## [TO BE DONE]
Copy all entries without alteration and skip the pictures they hold.

=-=-=

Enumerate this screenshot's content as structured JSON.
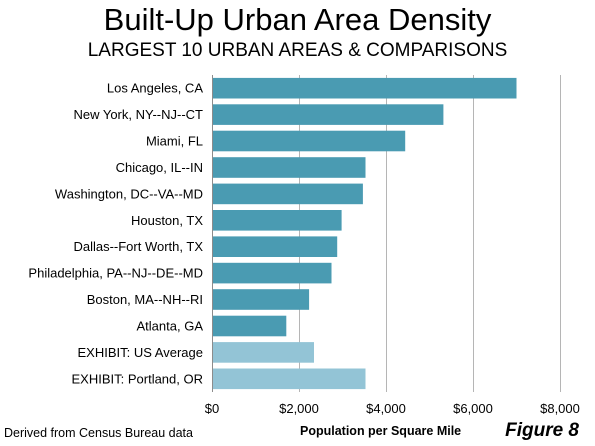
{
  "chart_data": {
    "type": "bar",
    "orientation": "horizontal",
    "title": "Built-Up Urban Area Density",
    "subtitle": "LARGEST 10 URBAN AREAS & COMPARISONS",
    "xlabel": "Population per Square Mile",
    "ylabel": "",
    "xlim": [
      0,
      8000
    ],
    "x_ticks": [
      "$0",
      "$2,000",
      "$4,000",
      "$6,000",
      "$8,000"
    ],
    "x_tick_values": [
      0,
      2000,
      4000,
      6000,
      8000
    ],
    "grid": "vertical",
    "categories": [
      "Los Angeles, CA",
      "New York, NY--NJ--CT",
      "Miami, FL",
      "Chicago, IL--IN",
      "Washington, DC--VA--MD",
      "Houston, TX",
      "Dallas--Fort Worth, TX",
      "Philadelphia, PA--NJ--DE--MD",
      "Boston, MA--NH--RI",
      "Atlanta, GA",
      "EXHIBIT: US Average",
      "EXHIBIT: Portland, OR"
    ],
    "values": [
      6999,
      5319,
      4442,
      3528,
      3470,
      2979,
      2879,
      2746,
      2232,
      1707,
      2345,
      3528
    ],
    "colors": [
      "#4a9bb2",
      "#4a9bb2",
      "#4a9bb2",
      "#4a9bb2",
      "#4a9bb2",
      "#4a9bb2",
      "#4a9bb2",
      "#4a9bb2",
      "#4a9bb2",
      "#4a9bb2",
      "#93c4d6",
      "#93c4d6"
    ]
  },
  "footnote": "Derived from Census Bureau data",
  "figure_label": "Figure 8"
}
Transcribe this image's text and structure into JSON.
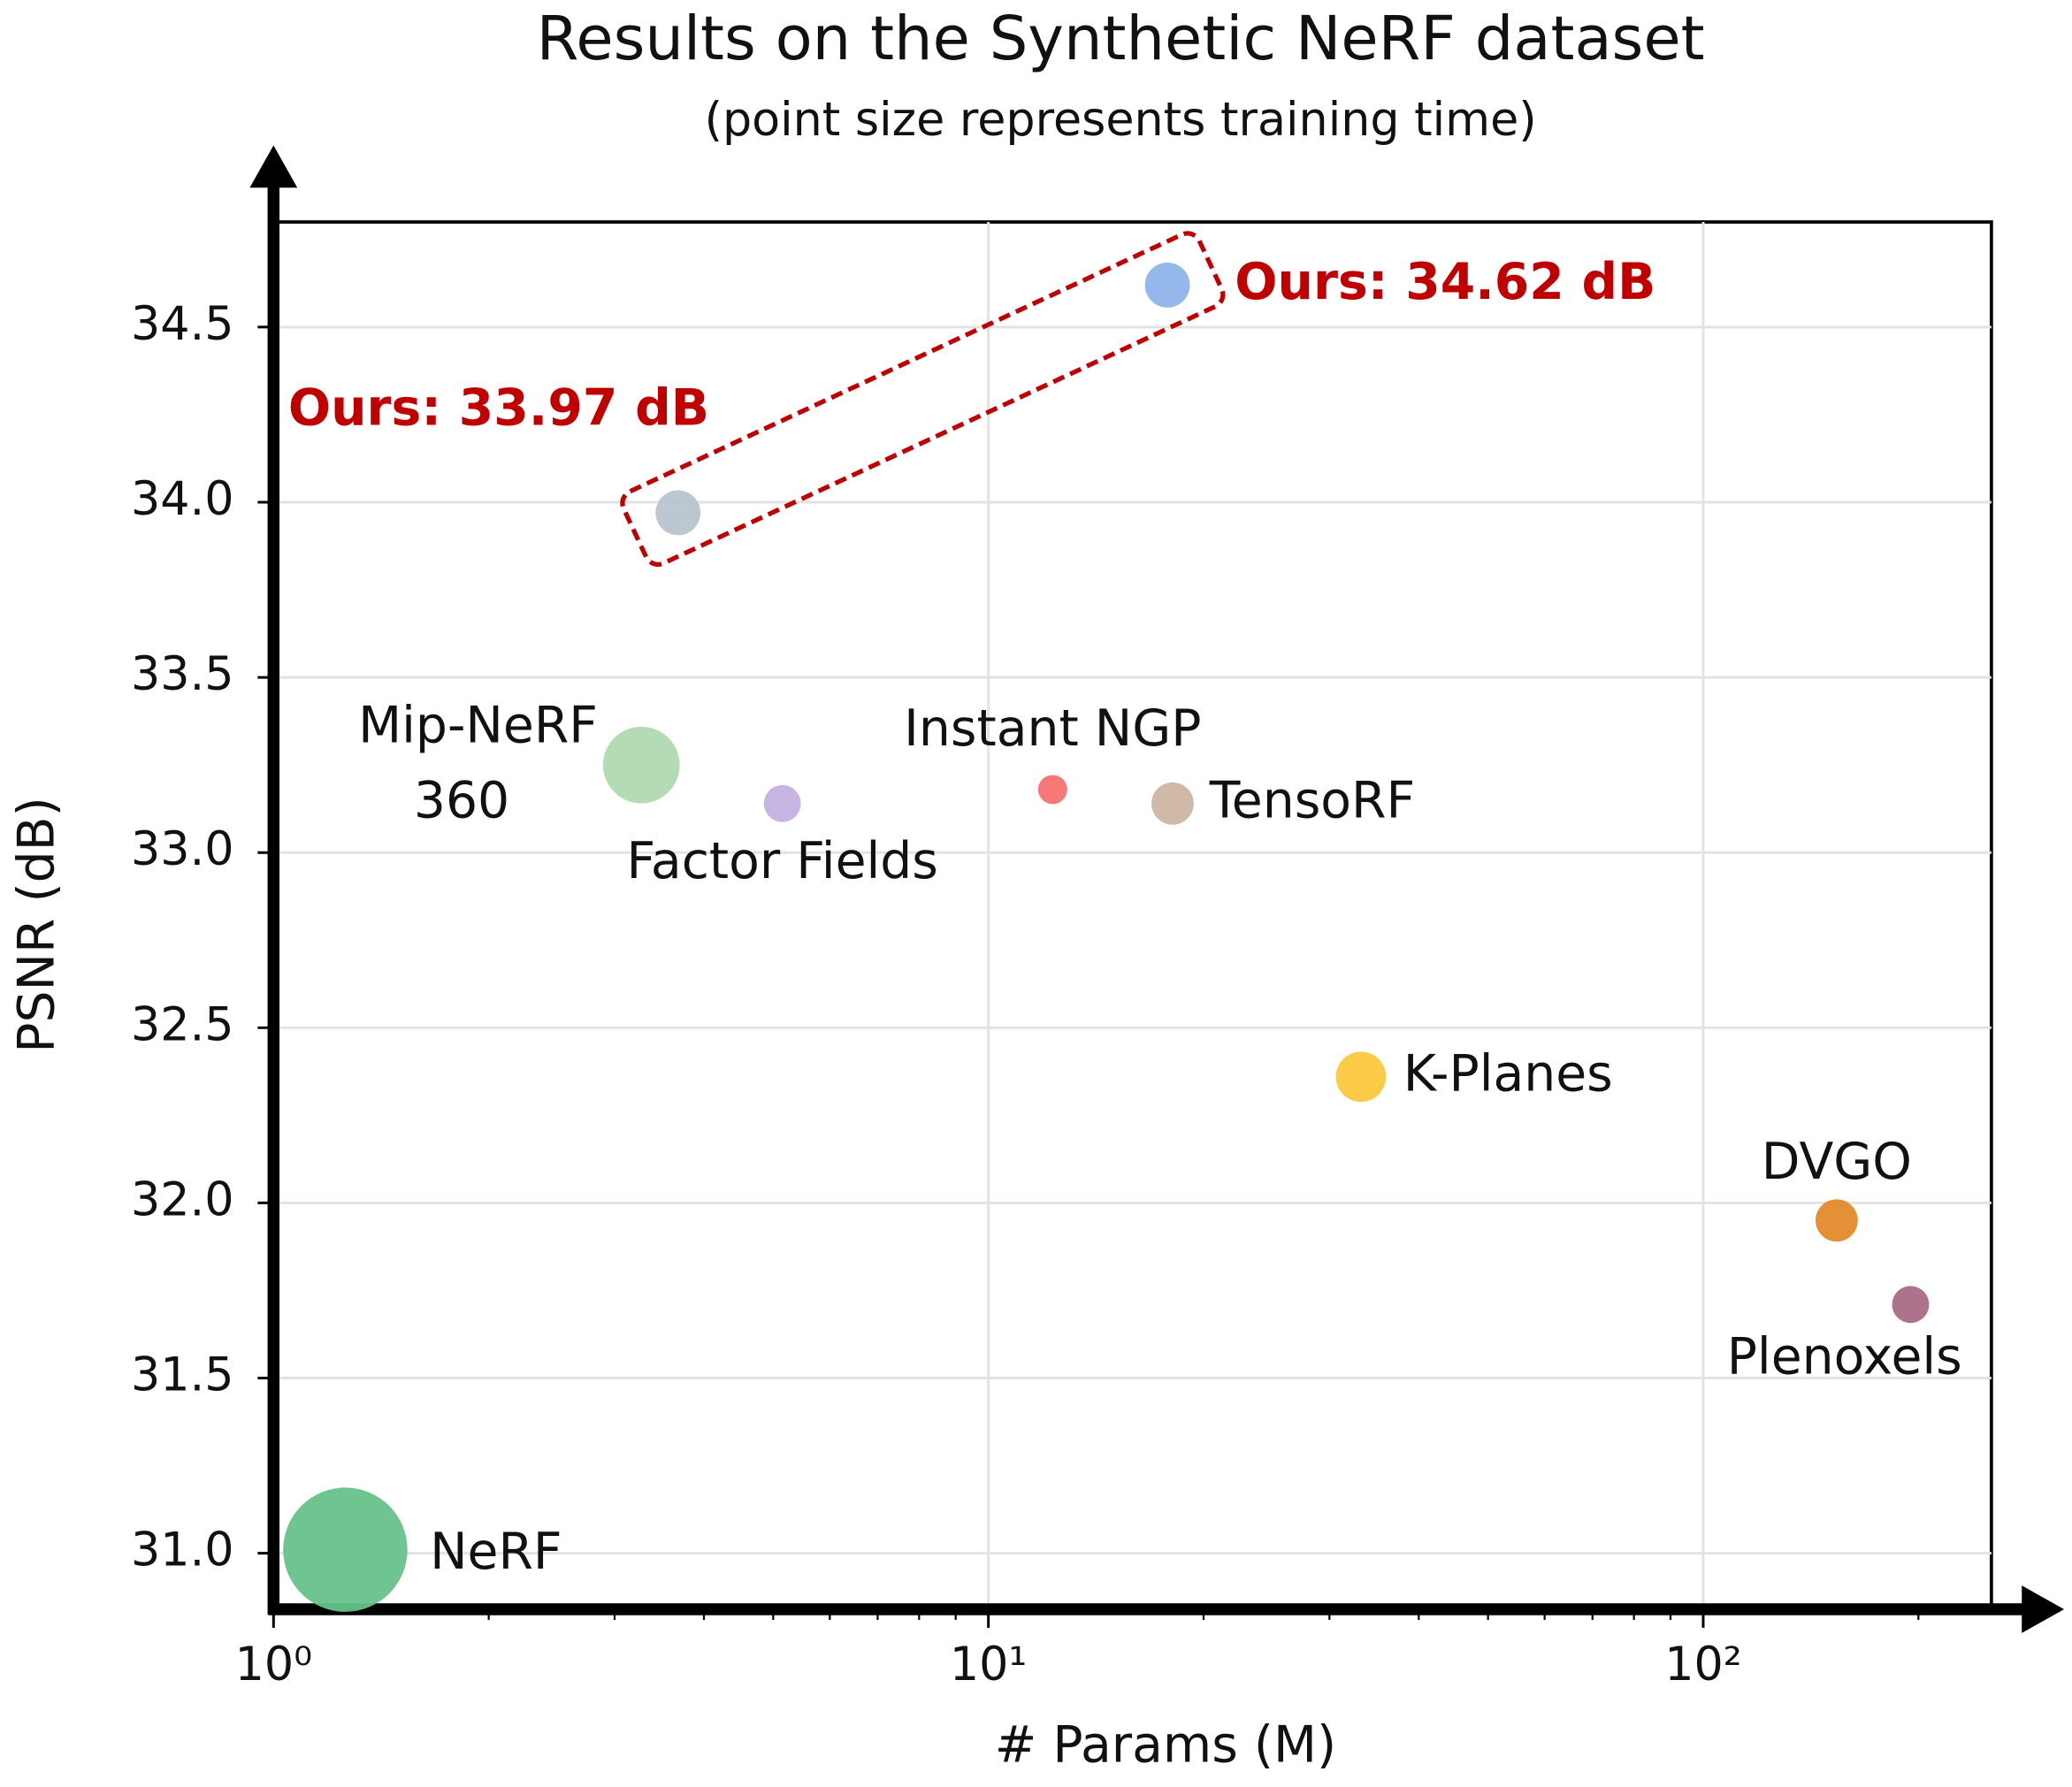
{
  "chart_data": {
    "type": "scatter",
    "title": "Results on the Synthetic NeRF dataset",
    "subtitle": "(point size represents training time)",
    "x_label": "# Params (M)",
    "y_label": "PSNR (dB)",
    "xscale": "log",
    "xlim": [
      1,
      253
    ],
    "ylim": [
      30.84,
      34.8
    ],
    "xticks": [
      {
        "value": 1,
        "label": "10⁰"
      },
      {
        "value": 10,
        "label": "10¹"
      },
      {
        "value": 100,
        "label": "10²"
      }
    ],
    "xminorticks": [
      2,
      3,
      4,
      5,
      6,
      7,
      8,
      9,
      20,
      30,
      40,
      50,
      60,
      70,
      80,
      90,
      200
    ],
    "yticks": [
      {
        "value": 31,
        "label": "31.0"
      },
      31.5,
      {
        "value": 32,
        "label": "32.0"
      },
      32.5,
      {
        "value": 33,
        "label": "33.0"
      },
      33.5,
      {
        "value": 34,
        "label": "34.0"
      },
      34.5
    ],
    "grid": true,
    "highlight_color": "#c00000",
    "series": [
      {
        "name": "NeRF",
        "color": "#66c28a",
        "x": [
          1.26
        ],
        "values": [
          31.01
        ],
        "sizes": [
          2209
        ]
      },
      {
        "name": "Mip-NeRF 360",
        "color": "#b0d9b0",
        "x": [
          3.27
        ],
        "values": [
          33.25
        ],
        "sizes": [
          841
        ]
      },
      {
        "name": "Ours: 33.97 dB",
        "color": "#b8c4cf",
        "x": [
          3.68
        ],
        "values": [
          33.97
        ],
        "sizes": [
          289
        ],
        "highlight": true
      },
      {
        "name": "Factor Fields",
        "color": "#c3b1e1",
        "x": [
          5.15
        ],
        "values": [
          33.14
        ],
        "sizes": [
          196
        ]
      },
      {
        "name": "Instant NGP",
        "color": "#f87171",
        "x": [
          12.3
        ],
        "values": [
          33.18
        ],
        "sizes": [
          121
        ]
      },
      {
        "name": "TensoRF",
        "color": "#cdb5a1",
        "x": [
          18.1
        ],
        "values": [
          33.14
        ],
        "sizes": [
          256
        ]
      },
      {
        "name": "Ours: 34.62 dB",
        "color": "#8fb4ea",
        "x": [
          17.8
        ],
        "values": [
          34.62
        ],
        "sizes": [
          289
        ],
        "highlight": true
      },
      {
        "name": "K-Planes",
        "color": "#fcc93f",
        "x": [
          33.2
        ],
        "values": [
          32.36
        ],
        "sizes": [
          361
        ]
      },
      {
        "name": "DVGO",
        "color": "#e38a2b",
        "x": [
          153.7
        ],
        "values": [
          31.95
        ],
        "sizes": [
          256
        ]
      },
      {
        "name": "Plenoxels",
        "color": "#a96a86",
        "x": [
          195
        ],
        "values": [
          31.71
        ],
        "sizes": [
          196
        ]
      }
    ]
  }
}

=-=-=

## [SOLUTION BELOW]
Enumerate this screenshot's content as structured JSON.
{
  "chart_data": {
    "type": "bar",
    "orientation": "horizontal",
    "title": "Built-Up Urban Area Density",
    "subtitle": "LARGEST 10 URBAN AREAS & COMPARISONS",
    "xlabel": "Population per Square Mile",
    "ylabel": "",
    "xlim": [
      0,
      8000
    ],
    "x_ticks": [
      "$0",
      "$2,000",
      "$4,000",
      "$6,000",
      "$8,000"
    ],
    "x_tick_values": [
      0,
      2000,
      4000,
      6000,
      8000
    ],
    "grid": "vertical",
    "categories": [
      "Los Angeles, CA",
      "New York, NY--NJ--CT",
      "Miami, FL",
      "Chicago, IL--IN",
      "Washington, DC--VA--MD",
      "Houston, TX",
      "Dallas--Fort Worth, TX",
      "Philadelphia, PA--NJ--DE--MD",
      "Boston, MA--NH--RI",
      "Atlanta, GA",
      "EXHIBIT: US Average",
      "EXHIBIT: Portland, OR"
    ],
    "values": [
      6999,
      5319,
      4442,
      3528,
      3470,
      2979,
      2879,
      2746,
      2232,
      1707,
      2345,
      3528
    ],
    "colors": [
      "#4a9bb2",
      "#4a9bb2",
      "#4a9bb2",
      "#4a9bb2",
      "#4a9bb2",
      "#4a9bb2",
      "#4a9bb2",
      "#4a9bb2",
      "#4a9bb2",
      "#4a9bb2",
      "#93c4d6",
      "#93c4d6"
    ]
  },
  "footnote": "Derived from Census Bureau data",
  "figure_label": "Figure 8"
}
Transcribe this image's text and structure into JSON.
{
  "chart_data": {
    "type": "scatter",
    "title": "Results on the Synthetic NeRF dataset",
    "subtitle": "(point size represents training time)",
    "x_label": "# Params (M)",
    "y_label": "PSNR (dB)",
    "xscale": "log",
    "xlim": [
      1,
      253
    ],
    "ylim": [
      30.84,
      34.8
    ],
    "xticks": [
      {
        "value": 1,
        "label": "10⁰"
      },
      {
        "value": 10,
        "label": "10¹"
      },
      {
        "value": 100,
        "label": "10²"
      }
    ],
    "xminorticks": [
      2,
      3,
      4,
      5,
      6,
      7,
      8,
      9,
      20,
      30,
      40,
      50,
      60,
      70,
      80,
      90,
      200
    ],
    "yticks": [
      {
        "value": 31,
        "label": "31.0"
      },
      31.5,
      {
        "value": 32,
        "label": "32.0"
      },
      32.5,
      {
        "value": 33,
        "label": "33.0"
      },
      33.5,
      {
        "value": 34,
        "label": "34.0"
      },
      34.5
    ],
    "grid": true,
    "highlight_color": "#c00000",
    "series": [
      {
        "name": "NeRF",
        "color": "#66c28a",
        "x": [
          1.26
        ],
        "values": [
          31.01
        ],
        "sizes": [
          2209
        ]
      },
      {
        "name": "Mip-NeRF 360",
        "color": "#b0d9b0",
        "x": [
          3.27
        ],
        "values": [
          33.25
        ],
        "sizes": [
          841
        ]
      },
      {
        "name": "Ours: 33.97 dB",
        "color": "#b8c4cf",
        "x": [
          3.68
        ],
        "values": [
          33.97
        ],
        "sizes": [
          289
        ],
        "highlight": true
      },
      {
        "name": "Factor Fields",
        "color": "#c3b1e1",
        "x": [
          5.15
        ],
        "values": [
          33.14
        ],
        "sizes": [
          196
        ]
      },
      {
        "name": "Instant NGP",
        "color": "#f87171",
        "x": [
          12.3
        ],
        "values": [
          33.18
        ],
        "sizes": [
          121
        ]
      },
      {
        "name": "TensoRF",
        "color": "#cdb5a1",
        "x": [
          18.1
        ],
        "values": [
          33.14
        ],
        "sizes": [
          256
        ]
      },
      {
        "name": "Ours: 34.62 dB",
        "color": "#8fb4ea",
        "x": [
          17.8
        ],
        "values": [
          34.62
        ],
        "sizes": [
          289
        ],
        "highlight": true
      },
      {
        "name": "K-Planes",
        "color": "#fcc93f",
        "x": [
          33.2
        ],
        "values": [
          32.36
        ],
        "sizes": [
          361
        ]
      },
      {
        "name": "DVGO",
        "color": "#e38a2b",
        "x": [
          153.7
        ],
        "values": [
          31.95
        ],
        "sizes": [
          256
        ]
      },
      {
        "name": "Plenoxels",
        "color": "#a96a86",
        "x": [
          195
        ],
        "values": [
          31.71
        ],
        "sizes": [
          196
        ]
      }
    ]
  }
}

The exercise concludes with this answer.